_Tâches à réaliser:_
**1.** Selon le texte sur le logement, combien peut coûter un appartement F2 dans une commune des plus modestes ?
**2.** Reproduisez à l’identique le passage du texte sur le logement qui commence par "Plus de la moitié" et se termine par "ont été créées.".

_Document:_

========================

Lu sur Les Débats
Un appartement F2 dans une commune des plus modestes coûte jusqu’à 7 millions Da, c’est à dire 700 millions de centimes. Le prix peut quadrupler ou bien quintupler lorsqu’il s’agit d’un appartement de même superficie, situé dans une grande ville comme la capitale, où le prix de l’immobilier atteint des sommes astronomiques.
Acheter un logement cash est devenu une utopie pour un citoyen issu de la classe moyenne. Les prix sont tellement élevés que le projet de prétendre à un logement, par le biais d’une transaction économique, est devenu quasi impossible pour beaucoup de catégories sociales. Du coup, les citoyens de la classe moyenne se rabattent, inexorablement (et quand les conditions le leur permettent) vers d’autres moyens pour pouvoir bénéficier d’un toit décent.
Plus de la moitié des Algériens en âge de procréer ont formulé, officiellement, au moins une demande, dans l’une ou l’autre des différentes formules d’acquisition d’un logement. Toutefois, la sélection est de taille, au point où des commissions spéciales, présidées par le chef de Daïra ou par le wali délégué (pour les communes de la wilaya d’Alger), chargées de mener à bout cette mission ont été créées.

========================

_Liste des données:_
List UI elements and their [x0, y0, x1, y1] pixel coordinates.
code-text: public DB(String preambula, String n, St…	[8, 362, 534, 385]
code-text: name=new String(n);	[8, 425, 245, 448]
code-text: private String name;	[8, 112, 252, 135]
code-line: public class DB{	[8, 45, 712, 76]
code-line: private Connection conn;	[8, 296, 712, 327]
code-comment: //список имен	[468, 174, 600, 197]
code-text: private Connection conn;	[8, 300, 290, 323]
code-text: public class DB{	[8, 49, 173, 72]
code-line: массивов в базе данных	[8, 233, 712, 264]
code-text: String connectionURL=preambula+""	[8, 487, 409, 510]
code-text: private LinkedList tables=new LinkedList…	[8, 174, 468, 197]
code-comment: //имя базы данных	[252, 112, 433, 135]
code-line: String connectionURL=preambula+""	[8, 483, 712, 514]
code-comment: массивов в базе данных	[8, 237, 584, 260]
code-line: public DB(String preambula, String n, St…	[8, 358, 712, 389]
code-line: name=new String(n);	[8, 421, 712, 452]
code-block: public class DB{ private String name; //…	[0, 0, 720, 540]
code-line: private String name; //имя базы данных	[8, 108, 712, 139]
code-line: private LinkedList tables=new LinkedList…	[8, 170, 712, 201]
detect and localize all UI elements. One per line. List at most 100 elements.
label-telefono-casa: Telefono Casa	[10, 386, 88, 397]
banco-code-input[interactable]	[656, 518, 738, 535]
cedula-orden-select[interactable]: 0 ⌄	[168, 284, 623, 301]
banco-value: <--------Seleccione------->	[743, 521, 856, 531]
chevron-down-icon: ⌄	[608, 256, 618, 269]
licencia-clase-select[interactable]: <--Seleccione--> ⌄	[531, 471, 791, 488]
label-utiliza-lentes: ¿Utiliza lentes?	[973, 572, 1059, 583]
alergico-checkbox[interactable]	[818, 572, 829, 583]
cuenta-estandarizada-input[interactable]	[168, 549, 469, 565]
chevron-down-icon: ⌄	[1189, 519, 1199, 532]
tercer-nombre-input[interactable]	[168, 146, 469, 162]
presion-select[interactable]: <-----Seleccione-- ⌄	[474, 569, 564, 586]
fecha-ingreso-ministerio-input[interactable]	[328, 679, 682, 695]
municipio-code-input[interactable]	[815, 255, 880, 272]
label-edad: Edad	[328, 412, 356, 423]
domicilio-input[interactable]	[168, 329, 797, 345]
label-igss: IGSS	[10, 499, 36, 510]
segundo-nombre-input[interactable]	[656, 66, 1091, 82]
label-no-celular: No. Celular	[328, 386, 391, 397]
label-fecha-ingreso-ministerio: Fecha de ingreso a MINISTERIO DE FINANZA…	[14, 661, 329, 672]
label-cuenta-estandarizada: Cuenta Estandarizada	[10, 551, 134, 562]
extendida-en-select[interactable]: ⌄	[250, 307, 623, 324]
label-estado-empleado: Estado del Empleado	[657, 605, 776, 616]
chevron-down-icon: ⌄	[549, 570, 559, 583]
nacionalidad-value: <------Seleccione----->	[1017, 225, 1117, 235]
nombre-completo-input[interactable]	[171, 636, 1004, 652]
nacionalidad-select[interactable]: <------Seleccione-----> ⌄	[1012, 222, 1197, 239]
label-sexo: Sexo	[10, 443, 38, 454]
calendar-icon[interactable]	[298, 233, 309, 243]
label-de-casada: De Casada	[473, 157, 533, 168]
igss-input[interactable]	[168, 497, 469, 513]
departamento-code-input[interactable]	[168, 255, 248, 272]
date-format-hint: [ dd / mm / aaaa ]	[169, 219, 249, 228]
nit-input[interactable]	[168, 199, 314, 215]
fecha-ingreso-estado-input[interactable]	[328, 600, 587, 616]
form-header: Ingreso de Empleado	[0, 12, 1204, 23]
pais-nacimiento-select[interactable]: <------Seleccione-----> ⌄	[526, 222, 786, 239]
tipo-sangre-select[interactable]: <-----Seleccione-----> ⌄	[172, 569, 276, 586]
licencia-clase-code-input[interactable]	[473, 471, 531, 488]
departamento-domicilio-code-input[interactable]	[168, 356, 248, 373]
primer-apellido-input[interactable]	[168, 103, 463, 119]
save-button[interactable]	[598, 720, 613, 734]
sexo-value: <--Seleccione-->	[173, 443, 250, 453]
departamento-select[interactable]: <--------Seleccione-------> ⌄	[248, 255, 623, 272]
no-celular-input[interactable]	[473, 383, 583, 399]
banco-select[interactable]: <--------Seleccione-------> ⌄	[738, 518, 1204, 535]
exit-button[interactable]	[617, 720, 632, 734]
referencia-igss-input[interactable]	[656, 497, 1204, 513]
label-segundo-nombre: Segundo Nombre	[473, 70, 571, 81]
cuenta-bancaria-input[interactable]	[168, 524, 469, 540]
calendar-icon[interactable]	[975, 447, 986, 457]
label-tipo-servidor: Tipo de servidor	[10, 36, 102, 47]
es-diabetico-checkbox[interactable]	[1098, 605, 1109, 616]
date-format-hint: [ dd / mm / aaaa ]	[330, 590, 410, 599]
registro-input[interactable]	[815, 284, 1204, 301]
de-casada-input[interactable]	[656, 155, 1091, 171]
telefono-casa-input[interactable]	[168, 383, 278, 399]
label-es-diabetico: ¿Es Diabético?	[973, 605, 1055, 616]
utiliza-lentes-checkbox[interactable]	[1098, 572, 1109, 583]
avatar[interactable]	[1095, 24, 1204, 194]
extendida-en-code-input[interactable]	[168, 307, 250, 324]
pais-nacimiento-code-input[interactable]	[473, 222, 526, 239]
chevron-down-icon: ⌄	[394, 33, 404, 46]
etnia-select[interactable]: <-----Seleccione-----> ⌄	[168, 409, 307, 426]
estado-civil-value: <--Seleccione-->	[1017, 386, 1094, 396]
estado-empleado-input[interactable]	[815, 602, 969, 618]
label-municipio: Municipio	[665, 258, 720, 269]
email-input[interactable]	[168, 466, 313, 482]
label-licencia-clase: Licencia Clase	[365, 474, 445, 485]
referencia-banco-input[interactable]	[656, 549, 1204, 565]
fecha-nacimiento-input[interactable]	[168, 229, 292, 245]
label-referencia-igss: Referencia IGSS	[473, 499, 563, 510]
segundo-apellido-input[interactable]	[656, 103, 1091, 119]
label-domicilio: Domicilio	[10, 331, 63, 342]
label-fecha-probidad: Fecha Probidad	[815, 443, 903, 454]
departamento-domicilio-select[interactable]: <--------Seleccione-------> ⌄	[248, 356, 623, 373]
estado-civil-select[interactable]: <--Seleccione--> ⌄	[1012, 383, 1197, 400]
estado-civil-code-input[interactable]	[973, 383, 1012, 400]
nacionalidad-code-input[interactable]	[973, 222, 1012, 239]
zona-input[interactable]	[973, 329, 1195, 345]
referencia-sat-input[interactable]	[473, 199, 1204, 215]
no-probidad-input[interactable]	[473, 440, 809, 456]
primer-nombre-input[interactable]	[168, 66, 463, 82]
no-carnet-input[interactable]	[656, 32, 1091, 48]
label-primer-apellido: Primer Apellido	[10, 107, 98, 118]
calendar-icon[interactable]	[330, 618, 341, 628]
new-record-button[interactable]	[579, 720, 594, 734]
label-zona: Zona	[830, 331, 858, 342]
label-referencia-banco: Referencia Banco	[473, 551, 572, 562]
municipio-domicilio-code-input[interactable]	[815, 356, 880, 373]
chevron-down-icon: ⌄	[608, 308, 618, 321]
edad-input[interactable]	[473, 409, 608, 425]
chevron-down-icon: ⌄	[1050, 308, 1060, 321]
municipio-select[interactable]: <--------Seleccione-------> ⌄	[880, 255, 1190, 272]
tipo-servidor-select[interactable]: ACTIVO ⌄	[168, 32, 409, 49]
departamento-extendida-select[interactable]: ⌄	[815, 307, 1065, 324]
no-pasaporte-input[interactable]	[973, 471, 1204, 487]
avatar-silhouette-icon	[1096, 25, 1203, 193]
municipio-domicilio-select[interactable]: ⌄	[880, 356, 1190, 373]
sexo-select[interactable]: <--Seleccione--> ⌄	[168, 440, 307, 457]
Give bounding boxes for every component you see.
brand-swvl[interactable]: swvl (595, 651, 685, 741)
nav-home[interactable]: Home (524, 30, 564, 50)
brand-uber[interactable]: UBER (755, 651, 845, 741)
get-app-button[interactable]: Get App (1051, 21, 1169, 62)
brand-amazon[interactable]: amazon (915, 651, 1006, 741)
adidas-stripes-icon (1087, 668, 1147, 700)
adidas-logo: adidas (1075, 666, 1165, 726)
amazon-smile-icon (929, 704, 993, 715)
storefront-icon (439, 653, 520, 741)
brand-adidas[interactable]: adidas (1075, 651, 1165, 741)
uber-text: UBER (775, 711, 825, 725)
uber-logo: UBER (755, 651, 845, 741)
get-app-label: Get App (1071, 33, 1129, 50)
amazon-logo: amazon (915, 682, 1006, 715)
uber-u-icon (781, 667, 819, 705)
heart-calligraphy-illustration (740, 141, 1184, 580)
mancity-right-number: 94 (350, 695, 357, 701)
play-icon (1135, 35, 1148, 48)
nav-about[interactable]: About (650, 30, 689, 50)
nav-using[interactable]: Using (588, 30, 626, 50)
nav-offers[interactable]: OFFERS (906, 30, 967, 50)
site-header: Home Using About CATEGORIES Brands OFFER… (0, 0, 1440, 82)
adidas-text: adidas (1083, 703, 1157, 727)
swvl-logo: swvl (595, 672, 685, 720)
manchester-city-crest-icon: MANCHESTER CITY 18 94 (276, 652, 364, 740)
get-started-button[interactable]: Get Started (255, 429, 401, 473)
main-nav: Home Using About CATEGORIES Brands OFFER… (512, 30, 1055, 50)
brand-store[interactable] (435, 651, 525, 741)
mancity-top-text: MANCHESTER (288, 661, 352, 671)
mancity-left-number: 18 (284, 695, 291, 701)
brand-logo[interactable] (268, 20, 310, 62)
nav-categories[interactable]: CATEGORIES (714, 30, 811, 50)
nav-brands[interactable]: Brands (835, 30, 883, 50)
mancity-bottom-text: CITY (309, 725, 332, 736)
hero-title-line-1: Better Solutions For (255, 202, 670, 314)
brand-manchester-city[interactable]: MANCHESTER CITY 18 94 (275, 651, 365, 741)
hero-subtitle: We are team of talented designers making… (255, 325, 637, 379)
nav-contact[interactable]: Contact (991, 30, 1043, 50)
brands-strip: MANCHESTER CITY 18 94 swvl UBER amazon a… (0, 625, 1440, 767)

========================

_Les réponses:_
**1.** Jusqu’à 7 millions Da, c’est-à-dire 700 millions de centimes.

**2.**
Plus de la moitié des Algériens en âge de procréer ont formulé, officiellement, au moins une demande, dans l’une ou l’autre des différentes formules d’acquisition d’un logement. Toutefois, la sélection est de taille, au point où des commissions spéciales, présidées par le chef de Daïra ou par le wali délégué (pour les communes de la wilaya d’Alger), chargées de mener à bout cette mission ont été créées.